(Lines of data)
— begin —

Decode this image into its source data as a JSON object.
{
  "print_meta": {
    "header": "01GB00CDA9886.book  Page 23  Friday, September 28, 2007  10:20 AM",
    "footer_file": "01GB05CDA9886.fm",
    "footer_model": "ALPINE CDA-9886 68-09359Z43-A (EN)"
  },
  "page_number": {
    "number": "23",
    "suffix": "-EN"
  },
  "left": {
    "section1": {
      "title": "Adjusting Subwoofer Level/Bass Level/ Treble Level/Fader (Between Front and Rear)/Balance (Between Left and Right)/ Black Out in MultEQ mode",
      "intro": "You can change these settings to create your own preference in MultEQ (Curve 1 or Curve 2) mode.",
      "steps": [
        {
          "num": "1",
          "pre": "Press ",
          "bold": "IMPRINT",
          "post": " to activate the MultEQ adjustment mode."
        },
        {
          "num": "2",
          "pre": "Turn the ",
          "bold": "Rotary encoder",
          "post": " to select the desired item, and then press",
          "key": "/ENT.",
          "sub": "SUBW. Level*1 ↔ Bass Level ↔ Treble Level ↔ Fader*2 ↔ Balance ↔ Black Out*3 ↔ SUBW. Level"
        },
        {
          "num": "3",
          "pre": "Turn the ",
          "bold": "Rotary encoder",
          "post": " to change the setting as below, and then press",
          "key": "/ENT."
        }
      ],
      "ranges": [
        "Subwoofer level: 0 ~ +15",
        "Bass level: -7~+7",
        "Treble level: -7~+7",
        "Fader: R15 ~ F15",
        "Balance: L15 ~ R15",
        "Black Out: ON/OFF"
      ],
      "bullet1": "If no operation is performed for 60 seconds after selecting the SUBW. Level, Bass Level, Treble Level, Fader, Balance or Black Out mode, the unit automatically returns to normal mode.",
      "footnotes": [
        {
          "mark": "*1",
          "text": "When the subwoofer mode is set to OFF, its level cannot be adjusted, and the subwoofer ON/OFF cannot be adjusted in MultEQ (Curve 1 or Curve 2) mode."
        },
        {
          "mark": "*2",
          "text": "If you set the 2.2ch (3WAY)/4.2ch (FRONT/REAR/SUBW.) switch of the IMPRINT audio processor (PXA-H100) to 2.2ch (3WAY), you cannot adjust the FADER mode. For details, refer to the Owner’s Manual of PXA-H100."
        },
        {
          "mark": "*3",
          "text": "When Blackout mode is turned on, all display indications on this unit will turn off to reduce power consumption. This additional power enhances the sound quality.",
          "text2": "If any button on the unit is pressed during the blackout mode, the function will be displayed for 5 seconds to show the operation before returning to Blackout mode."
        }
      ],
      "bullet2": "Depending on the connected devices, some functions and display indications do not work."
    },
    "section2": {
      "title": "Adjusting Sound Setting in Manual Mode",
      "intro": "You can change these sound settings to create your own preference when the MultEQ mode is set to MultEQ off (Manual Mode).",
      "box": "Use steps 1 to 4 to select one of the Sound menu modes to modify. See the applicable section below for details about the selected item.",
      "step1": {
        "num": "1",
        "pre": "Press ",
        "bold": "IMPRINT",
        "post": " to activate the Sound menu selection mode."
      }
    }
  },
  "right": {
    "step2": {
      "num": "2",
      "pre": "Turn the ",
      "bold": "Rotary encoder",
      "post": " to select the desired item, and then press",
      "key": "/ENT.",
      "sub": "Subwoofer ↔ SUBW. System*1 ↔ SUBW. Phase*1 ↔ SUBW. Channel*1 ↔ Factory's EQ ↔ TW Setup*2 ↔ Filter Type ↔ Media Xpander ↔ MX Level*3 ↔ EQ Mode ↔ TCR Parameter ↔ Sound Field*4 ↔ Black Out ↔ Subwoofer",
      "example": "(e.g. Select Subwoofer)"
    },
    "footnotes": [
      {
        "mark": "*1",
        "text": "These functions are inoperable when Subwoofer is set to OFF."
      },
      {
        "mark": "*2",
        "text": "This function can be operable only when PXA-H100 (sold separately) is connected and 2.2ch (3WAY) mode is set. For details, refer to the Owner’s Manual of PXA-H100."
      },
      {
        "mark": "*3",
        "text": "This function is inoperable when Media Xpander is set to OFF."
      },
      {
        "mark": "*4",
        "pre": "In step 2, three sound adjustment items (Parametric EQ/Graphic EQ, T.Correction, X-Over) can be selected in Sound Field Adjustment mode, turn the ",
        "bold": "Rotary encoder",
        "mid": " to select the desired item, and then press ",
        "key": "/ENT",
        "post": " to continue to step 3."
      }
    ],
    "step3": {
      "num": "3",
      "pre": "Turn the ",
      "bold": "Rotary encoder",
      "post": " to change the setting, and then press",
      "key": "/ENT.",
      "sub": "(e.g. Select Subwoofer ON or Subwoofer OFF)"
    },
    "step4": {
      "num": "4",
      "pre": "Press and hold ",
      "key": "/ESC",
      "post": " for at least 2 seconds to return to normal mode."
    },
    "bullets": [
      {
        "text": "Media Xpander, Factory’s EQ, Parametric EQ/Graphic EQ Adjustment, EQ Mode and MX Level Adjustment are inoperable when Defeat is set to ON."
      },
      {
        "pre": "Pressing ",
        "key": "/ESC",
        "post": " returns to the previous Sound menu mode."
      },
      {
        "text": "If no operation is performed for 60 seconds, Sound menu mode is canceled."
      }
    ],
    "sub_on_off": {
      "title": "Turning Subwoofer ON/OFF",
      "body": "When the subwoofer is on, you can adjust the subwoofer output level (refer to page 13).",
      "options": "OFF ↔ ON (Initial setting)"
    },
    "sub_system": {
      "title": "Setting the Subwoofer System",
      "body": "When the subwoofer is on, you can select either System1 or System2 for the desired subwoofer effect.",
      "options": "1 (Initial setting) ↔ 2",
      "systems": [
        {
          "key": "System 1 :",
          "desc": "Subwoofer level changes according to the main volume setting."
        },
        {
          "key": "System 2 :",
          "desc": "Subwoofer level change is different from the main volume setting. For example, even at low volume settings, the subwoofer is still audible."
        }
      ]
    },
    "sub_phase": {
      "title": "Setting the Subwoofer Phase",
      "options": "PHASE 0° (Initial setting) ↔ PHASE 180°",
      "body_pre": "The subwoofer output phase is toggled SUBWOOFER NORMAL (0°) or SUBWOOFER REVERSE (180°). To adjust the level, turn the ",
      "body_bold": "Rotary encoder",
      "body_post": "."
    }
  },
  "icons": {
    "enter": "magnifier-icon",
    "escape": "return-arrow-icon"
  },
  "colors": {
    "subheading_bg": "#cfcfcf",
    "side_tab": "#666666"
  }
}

— end —

AIM →
From the records given above, copy all lines containing "options".

THE RESPONSE →
      "options": "OFF ↔ ON (Initial setting)"
      "options": "1 (Initial setting) ↔ 2",
      "options": "PHASE 0° (Initial setting) ↔ PHASE 180°",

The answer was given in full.